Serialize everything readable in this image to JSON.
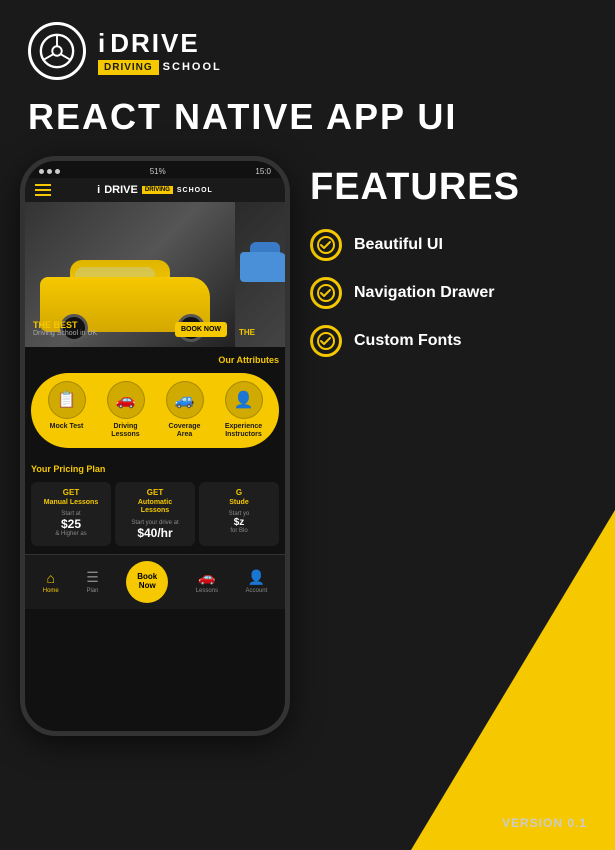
{
  "header": {
    "logo_i": "i",
    "logo_drive": "DRIVE",
    "badge_driving": "DRIVING",
    "badge_school": "SCHOOL"
  },
  "main_title": "REACT NATIVE APP UI",
  "phone": {
    "status_bar": {
      "left": "≡",
      "battery": "51%",
      "time": "15:0"
    },
    "app_header": {
      "logo_i": "i",
      "logo_drive": "DRIVE",
      "badge": "DRIVING",
      "school": "SCHOOL"
    },
    "carousel": {
      "main_label": "THE BEST",
      "main_sublabel": "Driving School in UK",
      "btn_label": "BOOK NOW",
      "side_label": "THE"
    },
    "attributes": {
      "title": "Our Attributes",
      "items": [
        {
          "label": "Mock Test",
          "icon": "📋"
        },
        {
          "label": "Driving\nLessons",
          "icon": "🚗"
        },
        {
          "label": "Coverage\nArea",
          "icon": "🚙"
        },
        {
          "label": "Experience\nInstructors",
          "icon": "👤"
        }
      ]
    },
    "pricing": {
      "title": "Your Pricing Plan",
      "cards": [
        {
          "get": "GET",
          "type": "Manual Lessons",
          "start_text": "Start at",
          "price": "$25",
          "note": "& Higher as"
        },
        {
          "get": "GET",
          "type": "Automatic\nLessons",
          "start_text": "Start your drive at",
          "price": "$40/hr",
          "note": ""
        },
        {
          "get": "G",
          "type": "Stude",
          "start_text": "Start yo",
          "price": "$z",
          "note": "for Blo"
        }
      ]
    },
    "bottom_nav": {
      "items": [
        {
          "label": "Home",
          "active": true
        },
        {
          "label": "Plan",
          "active": false
        },
        {
          "label": "Book\nNow",
          "is_cta": true
        },
        {
          "label": "Lessons",
          "active": false
        },
        {
          "label": "Account",
          "active": false
        }
      ],
      "book_btn": "Book\nNow"
    }
  },
  "features": {
    "title": "FEATURES",
    "items": [
      {
        "text": "Beautiful UI"
      },
      {
        "text": "Navigation Drawer"
      },
      {
        "text": "Custom Fonts"
      }
    ]
  },
  "version": "VERSION 0.1"
}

__________________________________________________

**What you have to do:** Skip every picture and transcribe the data above exactly.

**Final result:**
Serialize everything readable in this image to JSON.
{
  "header": {
    "logo_i": "i",
    "logo_drive": "DRIVE",
    "badge_driving": "DRIVING",
    "badge_school": "SCHOOL"
  },
  "main_title": "REACT NATIVE APP UI",
  "phone": {
    "status_bar": {
      "left": "≡",
      "battery": "51%",
      "time": "15:0"
    },
    "app_header": {
      "logo_i": "i",
      "logo_drive": "DRIVE",
      "badge": "DRIVING",
      "school": "SCHOOL"
    },
    "carousel": {
      "main_label": "THE BEST",
      "main_sublabel": "Driving School in UK",
      "btn_label": "BOOK NOW",
      "side_label": "THE"
    },
    "attributes": {
      "title": "Our Attributes",
      "items": [
        {
          "label": "Mock Test",
          "icon": "📋"
        },
        {
          "label": "Driving\nLessons",
          "icon": "🚗"
        },
        {
          "label": "Coverage\nArea",
          "icon": "🚙"
        },
        {
          "label": "Experience\nInstructors",
          "icon": "👤"
        }
      ]
    },
    "pricing": {
      "title": "Your Pricing Plan",
      "cards": [
        {
          "get": "GET",
          "type": "Manual Lessons",
          "start_text": "Start at",
          "price": "$25",
          "note": "& Higher as"
        },
        {
          "get": "GET",
          "type": "Automatic\nLessons",
          "start_text": "Start your drive at",
          "price": "$40/hr",
          "note": ""
        },
        {
          "get": "G",
          "type": "Stude",
          "start_text": "Start yo",
          "price": "$z",
          "note": "for Blo"
        }
      ]
    },
    "bottom_nav": {
      "items": [
        {
          "label": "Home",
          "active": true
        },
        {
          "label": "Plan",
          "active": false
        },
        {
          "label": "Book\nNow",
          "is_cta": true
        },
        {
          "label": "Lessons",
          "active": false
        },
        {
          "label": "Account",
          "active": false
        }
      ],
      "book_btn": "Book\nNow"
    }
  },
  "features": {
    "title": "FEATURES",
    "items": [
      {
        "text": "Beautiful UI"
      },
      {
        "text": "Navigation Drawer"
      },
      {
        "text": "Custom Fonts"
      }
    ]
  },
  "version": "VERSION 0.1"
}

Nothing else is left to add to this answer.